To be done: Scan the data below and report how many lines include the word "text". Nothing else is wanted.

Records contained in a dataset
= = = = = = =

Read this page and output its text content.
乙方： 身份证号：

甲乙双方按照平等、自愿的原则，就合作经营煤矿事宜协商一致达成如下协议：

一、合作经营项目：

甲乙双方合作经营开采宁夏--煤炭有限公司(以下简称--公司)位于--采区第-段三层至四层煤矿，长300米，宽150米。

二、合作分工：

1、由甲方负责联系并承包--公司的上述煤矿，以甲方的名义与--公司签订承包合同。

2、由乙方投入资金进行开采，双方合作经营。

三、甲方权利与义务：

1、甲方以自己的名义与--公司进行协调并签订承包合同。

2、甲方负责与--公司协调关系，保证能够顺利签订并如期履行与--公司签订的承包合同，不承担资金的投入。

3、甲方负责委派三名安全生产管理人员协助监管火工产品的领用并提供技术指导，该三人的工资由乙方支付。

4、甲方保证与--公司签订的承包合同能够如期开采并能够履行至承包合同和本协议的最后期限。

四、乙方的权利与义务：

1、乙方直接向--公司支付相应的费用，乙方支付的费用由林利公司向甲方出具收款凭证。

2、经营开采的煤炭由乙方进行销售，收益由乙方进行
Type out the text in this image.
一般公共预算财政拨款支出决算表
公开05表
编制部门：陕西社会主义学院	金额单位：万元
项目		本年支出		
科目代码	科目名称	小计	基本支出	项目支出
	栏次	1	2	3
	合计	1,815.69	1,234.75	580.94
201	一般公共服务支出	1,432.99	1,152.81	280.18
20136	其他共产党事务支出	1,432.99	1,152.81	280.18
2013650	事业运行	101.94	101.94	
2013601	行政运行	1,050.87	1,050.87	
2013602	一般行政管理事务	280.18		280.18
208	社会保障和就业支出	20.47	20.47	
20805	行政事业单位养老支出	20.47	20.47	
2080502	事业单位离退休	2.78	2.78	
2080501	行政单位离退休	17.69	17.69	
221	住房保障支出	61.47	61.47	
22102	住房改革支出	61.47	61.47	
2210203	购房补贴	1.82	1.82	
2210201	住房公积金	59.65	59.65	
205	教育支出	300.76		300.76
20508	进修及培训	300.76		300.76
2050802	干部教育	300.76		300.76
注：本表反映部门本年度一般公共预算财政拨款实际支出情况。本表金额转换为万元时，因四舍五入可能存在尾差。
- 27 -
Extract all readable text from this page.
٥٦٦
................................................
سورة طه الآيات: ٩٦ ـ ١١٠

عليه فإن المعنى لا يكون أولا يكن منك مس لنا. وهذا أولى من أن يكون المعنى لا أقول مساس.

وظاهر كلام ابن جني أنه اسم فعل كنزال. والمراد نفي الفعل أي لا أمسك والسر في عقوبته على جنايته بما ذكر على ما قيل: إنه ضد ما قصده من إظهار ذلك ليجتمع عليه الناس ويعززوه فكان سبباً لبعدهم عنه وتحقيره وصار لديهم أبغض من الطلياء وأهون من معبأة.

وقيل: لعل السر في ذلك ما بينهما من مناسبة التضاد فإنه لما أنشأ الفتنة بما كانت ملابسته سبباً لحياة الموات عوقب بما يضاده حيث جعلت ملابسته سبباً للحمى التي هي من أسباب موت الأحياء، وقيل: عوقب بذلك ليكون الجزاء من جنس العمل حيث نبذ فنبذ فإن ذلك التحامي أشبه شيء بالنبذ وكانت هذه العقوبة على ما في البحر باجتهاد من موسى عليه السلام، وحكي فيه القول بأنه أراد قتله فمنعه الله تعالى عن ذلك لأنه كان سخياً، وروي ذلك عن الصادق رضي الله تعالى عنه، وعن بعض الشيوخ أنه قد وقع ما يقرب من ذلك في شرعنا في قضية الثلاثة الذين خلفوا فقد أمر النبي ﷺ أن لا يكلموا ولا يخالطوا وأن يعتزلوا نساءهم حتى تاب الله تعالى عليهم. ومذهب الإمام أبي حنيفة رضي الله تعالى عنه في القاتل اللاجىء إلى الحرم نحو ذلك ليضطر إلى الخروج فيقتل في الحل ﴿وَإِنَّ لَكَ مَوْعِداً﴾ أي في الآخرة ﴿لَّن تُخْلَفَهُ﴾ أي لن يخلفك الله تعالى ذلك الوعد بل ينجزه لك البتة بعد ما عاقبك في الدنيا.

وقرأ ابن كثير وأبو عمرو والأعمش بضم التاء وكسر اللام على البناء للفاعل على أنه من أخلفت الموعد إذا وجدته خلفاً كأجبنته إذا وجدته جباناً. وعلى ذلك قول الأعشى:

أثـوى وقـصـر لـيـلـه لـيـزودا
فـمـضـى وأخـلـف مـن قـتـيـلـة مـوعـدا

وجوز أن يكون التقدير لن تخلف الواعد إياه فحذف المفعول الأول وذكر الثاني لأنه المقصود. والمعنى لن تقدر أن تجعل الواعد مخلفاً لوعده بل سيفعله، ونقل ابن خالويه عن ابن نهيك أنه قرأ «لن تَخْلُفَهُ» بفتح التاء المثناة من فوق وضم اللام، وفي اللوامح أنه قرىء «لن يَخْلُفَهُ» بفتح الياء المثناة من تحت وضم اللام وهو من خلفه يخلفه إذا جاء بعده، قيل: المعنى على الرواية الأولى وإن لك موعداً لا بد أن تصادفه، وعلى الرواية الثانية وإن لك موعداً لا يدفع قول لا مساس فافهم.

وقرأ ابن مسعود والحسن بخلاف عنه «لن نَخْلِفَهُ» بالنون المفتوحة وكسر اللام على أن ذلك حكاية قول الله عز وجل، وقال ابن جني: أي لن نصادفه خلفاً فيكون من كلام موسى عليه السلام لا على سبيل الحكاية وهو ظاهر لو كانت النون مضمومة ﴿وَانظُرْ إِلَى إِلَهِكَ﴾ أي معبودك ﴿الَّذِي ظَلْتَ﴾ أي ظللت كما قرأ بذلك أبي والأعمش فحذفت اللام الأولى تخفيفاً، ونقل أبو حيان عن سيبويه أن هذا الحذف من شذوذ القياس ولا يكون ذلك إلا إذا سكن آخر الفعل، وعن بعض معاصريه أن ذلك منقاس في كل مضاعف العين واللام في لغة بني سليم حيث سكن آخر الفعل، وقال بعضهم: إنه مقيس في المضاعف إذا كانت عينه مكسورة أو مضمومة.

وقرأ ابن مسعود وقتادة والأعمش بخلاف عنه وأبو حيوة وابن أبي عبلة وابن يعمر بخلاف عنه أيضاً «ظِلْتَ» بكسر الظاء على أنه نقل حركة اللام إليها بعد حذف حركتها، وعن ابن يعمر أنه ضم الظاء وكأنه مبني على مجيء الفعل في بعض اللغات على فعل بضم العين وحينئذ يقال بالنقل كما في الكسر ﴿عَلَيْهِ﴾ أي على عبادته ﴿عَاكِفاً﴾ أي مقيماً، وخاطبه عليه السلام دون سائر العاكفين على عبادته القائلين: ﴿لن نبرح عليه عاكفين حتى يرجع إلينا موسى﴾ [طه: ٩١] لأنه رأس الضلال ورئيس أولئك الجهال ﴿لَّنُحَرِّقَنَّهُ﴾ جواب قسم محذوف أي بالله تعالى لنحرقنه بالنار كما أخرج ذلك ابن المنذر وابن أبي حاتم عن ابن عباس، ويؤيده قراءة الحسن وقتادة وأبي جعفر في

= = = = = = =

Written answer: 3